Task material:
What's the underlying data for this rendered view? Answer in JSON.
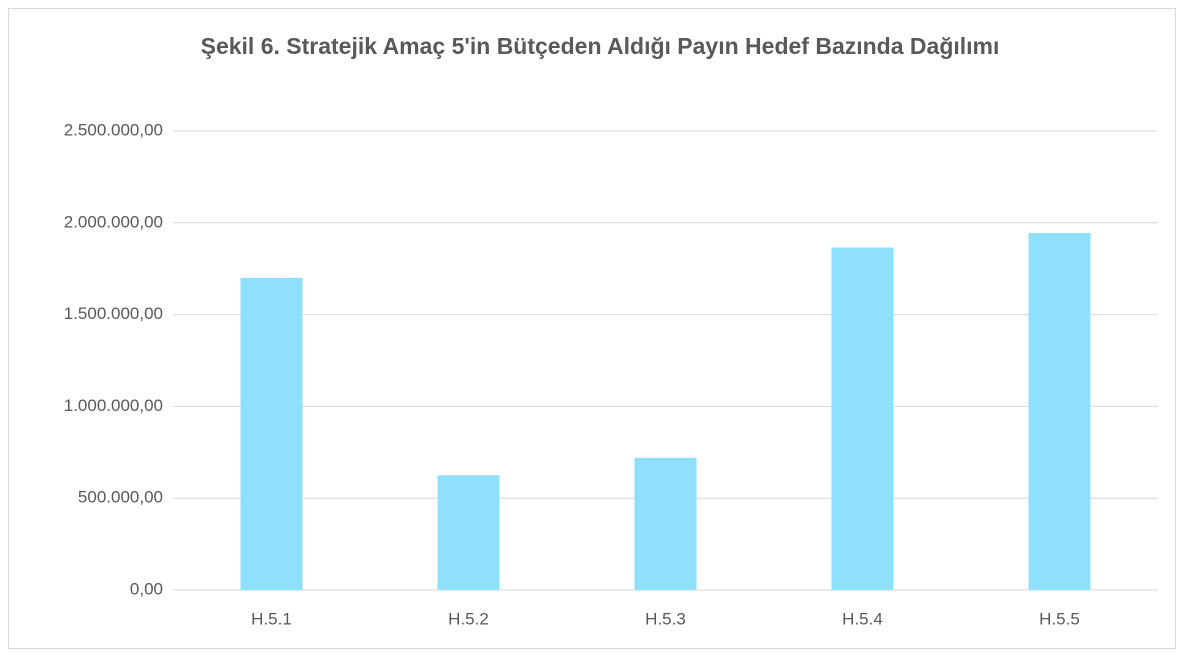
{
  "chart_data": {
    "type": "bar",
    "title": "Şekil 6. Stratejik Amaç 5'in Bütçeden Aldığı Payın Hedef Bazında Dağılımı",
    "categories": [
      "H.5.1",
      "H.5.2",
      "H.5.3",
      "H.5.4",
      "H.5.5"
    ],
    "values": [
      1700000,
      625000,
      720000,
      1865000,
      1945000
    ],
    "color": "#8ee0fd",
    "ylim": [
      0,
      2500000
    ],
    "yticks": [
      {
        "value": 0,
        "label": "0,00"
      },
      {
        "value": 500000,
        "label": "500.000,00"
      },
      {
        "value": 1000000,
        "label": "1.000.000,00"
      },
      {
        "value": 1500000,
        "label": "1.500.000,00"
      },
      {
        "value": 2000000,
        "label": "2.000.000,00"
      },
      {
        "value": 2500000,
        "label": "2.500.000,00"
      }
    ],
    "grid": true
  }
}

Stated problem: Every record above should be written out again exactly; the pictures stay out of the copy.

Problem solution:
What's the underlying data for this rendered view? Answer in JSON.
{
  "chart_data": {
    "type": "bar",
    "title": "Şekil 6. Stratejik Amaç 5'in Bütçeden Aldığı Payın Hedef Bazında Dağılımı",
    "categories": [
      "H.5.1",
      "H.5.2",
      "H.5.3",
      "H.5.4",
      "H.5.5"
    ],
    "values": [
      1700000,
      625000,
      720000,
      1865000,
      1945000
    ],
    "color": "#8ee0fd",
    "ylim": [
      0,
      2500000
    ],
    "yticks": [
      {
        "value": 0,
        "label": "0,00"
      },
      {
        "value": 500000,
        "label": "500.000,00"
      },
      {
        "value": 1000000,
        "label": "1.000.000,00"
      },
      {
        "value": 1500000,
        "label": "1.500.000,00"
      },
      {
        "value": 2000000,
        "label": "2.000.000,00"
      },
      {
        "value": 2500000,
        "label": "2.500.000,00"
      }
    ],
    "grid": true
  }
}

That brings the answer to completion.